The exercise: Repeat the records below exactly, leaving out any pictures.

┏━━

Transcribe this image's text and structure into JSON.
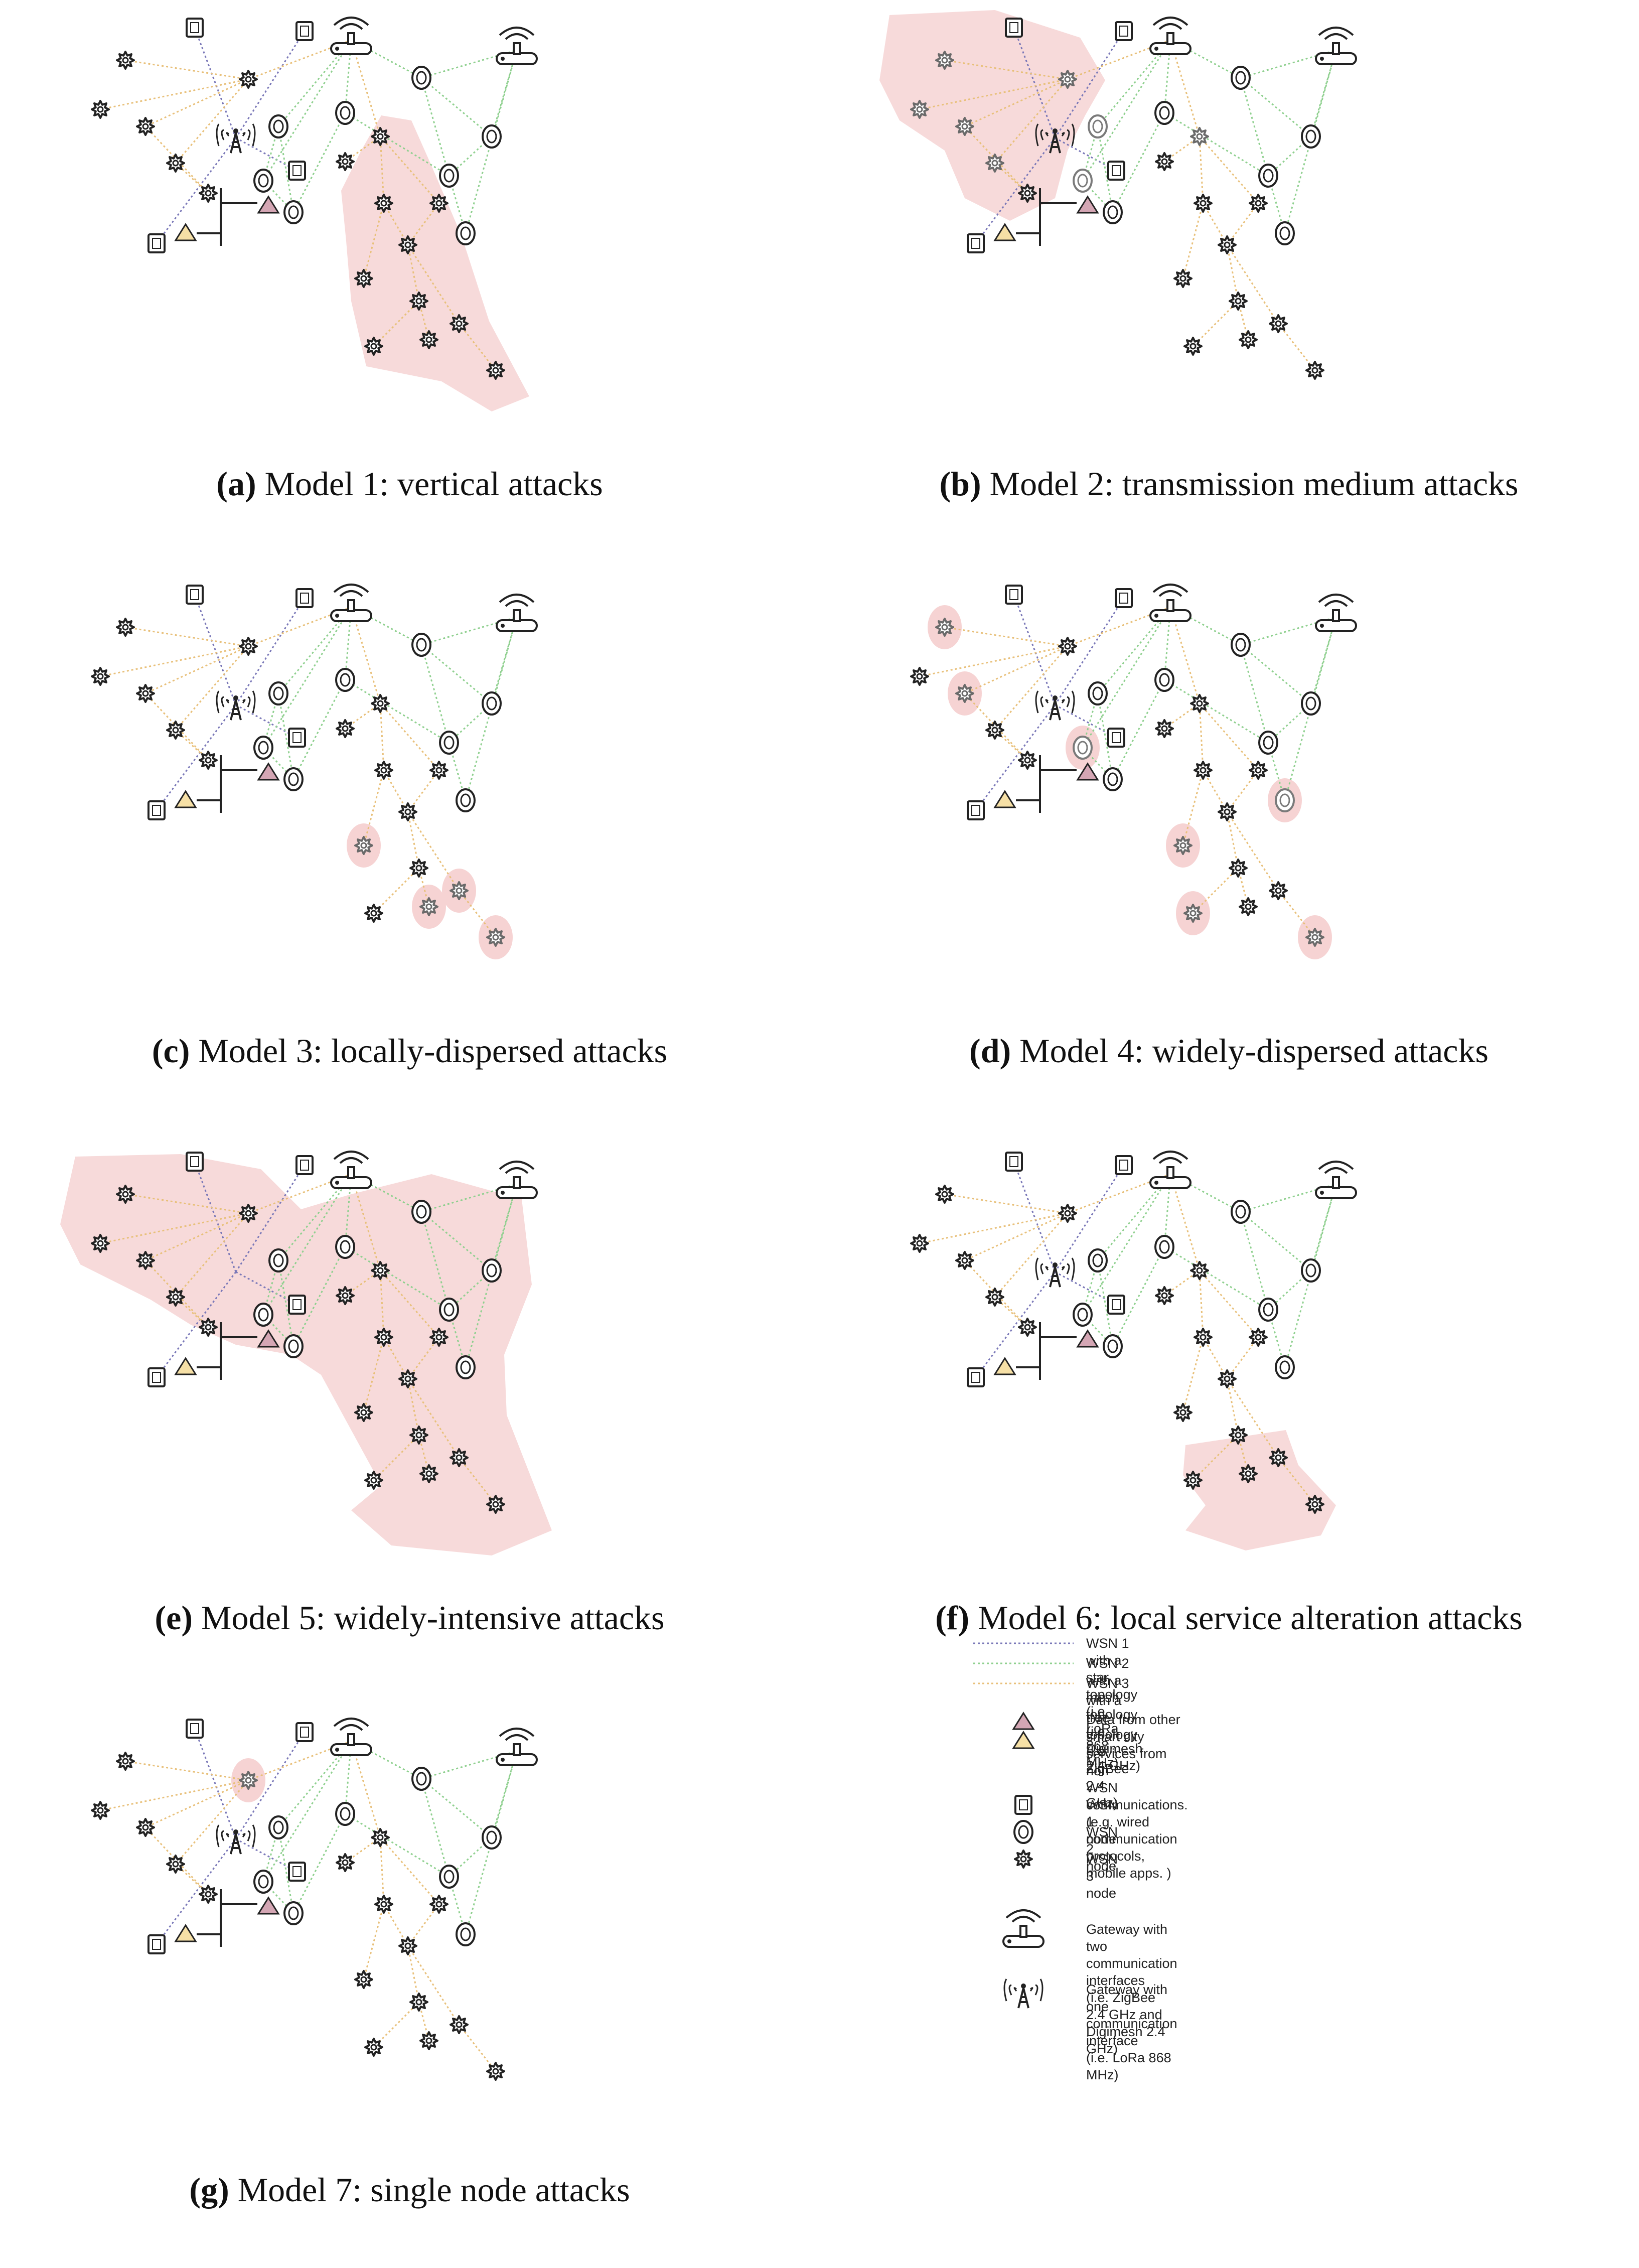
{
  "figure": {
    "panels": [
      {
        "id": "a",
        "label": "(a)",
        "caption": "Model 1: vertical attacks",
        "attack": "vertical"
      },
      {
        "id": "b",
        "label": "(b)",
        "caption": "Model 2: transmission medium attacks",
        "attack": "transmission"
      },
      {
        "id": "c",
        "label": "(c)",
        "caption": "Model 3: locally-dispersed attacks",
        "attack": "local-dispersed"
      },
      {
        "id": "d",
        "label": "(d)",
        "caption": "Model 4: widely-dispersed attacks",
        "attack": "wide-dispersed"
      },
      {
        "id": "e",
        "label": "(e)",
        "caption": "Model 5: widely-intensive attacks",
        "attack": "wide-intensive"
      },
      {
        "id": "f",
        "label": "(f)",
        "caption": "Model 6: local service alteration attacks",
        "attack": "local-service"
      },
      {
        "id": "g",
        "label": "(g)",
        "caption": "Model 7: single node attacks",
        "attack": "single-node"
      }
    ],
    "legend": {
      "wsn1_link": "WSN 1 with a star topology (i.e. LoRa 868 MHz)",
      "wsn2_link": "WSN 2 with a mesh topology (i.e. Digimesh 2.4 GHz)",
      "wsn3_link": "WSN 3 with a tree topology (i.e. ZigBee 2.4 GHz)",
      "other_data": "Data from other smart city services from non\nWSN communications. (e.g. wired\ncommunication protocols, mobile apps. )",
      "wsn1_node": "WSN 1 node",
      "wsn2_node": "WSN 2 node",
      "wsn3_node": "WSN 3 node",
      "gateway_two": "Gateway with two communication interfaces\n(i.e. ZigBee 2.4 GHz and Digimesh 2.4 GHz)",
      "gateway_one": "Gateway with one communication interface\n(i.e. LoRa 868 MHz)"
    },
    "colors": {
      "wsn1_link": "#7a78b8",
      "wsn2_link": "#8fd08f",
      "wsn3_link": "#e8c07a",
      "attack_area": "#f6d3d3",
      "triangle_pink": "#d4a6b4",
      "triangle_yellow": "#f6e0a6",
      "node_stroke": "#222222"
    },
    "icons": {
      "wsn1_node": "square-node-icon",
      "wsn2_node": "double-ellipse-node-icon",
      "wsn3_node": "star-node-icon",
      "gateway_two": "router-gateway-icon",
      "gateway_one": "antenna-tower-icon",
      "other_data": "triangle-icon"
    }
  }
}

┗━━

Response for this exercise:
Transcribe this image's text and structure into JSON.
{
  "figure": {
    "panels": [
      {
        "id": "a",
        "label": "(a)",
        "caption": "Model 1: vertical attacks",
        "attack": "vertical"
      },
      {
        "id": "b",
        "label": "(b)",
        "caption": "Model 2: transmission medium attacks",
        "attack": "transmission"
      },
      {
        "id": "c",
        "label": "(c)",
        "caption": "Model 3: locally-dispersed attacks",
        "attack": "local-dispersed"
      },
      {
        "id": "d",
        "label": "(d)",
        "caption": "Model 4: widely-dispersed attacks",
        "attack": "wide-dispersed"
      },
      {
        "id": "e",
        "label": "(e)",
        "caption": "Model 5: widely-intensive attacks",
        "attack": "wide-intensive"
      },
      {
        "id": "f",
        "label": "(f)",
        "caption": "Model 6: local service alteration attacks",
        "attack": "local-service"
      },
      {
        "id": "g",
        "label": "(g)",
        "caption": "Model 7: single node attacks",
        "attack": "single-node"
      }
    ],
    "legend": {
      "wsn1_link": "WSN 1 with a star topology (i.e. LoRa 868 MHz)",
      "wsn2_link": "WSN 2 with a mesh topology (i.e. Digimesh 2.4 GHz)",
      "wsn3_link": "WSN 3 with a tree topology (i.e. ZigBee 2.4 GHz)",
      "other_data": "Data from other smart city services from non\nWSN communications. (e.g. wired\ncommunication protocols, mobile apps. )",
      "wsn1_node": "WSN 1 node",
      "wsn2_node": "WSN 2 node",
      "wsn3_node": "WSN 3 node",
      "gateway_two": "Gateway with two communication interfaces\n(i.e. ZigBee 2.4 GHz and Digimesh 2.4 GHz)",
      "gateway_one": "Gateway with one communication interface\n(i.e. LoRa 868 MHz)"
    },
    "colors": {
      "wsn1_link": "#7a78b8",
      "wsn2_link": "#8fd08f",
      "wsn3_link": "#e8c07a",
      "attack_area": "#f6d3d3",
      "triangle_pink": "#d4a6b4",
      "triangle_yellow": "#f6e0a6",
      "node_stroke": "#222222"
    },
    "icons": {
      "wsn1_node": "square-node-icon",
      "wsn2_node": "double-ellipse-node-icon",
      "wsn3_node": "star-node-icon",
      "gateway_two": "router-gateway-icon",
      "gateway_one": "antenna-tower-icon",
      "other_data": "triangle-icon"
    }
  }
}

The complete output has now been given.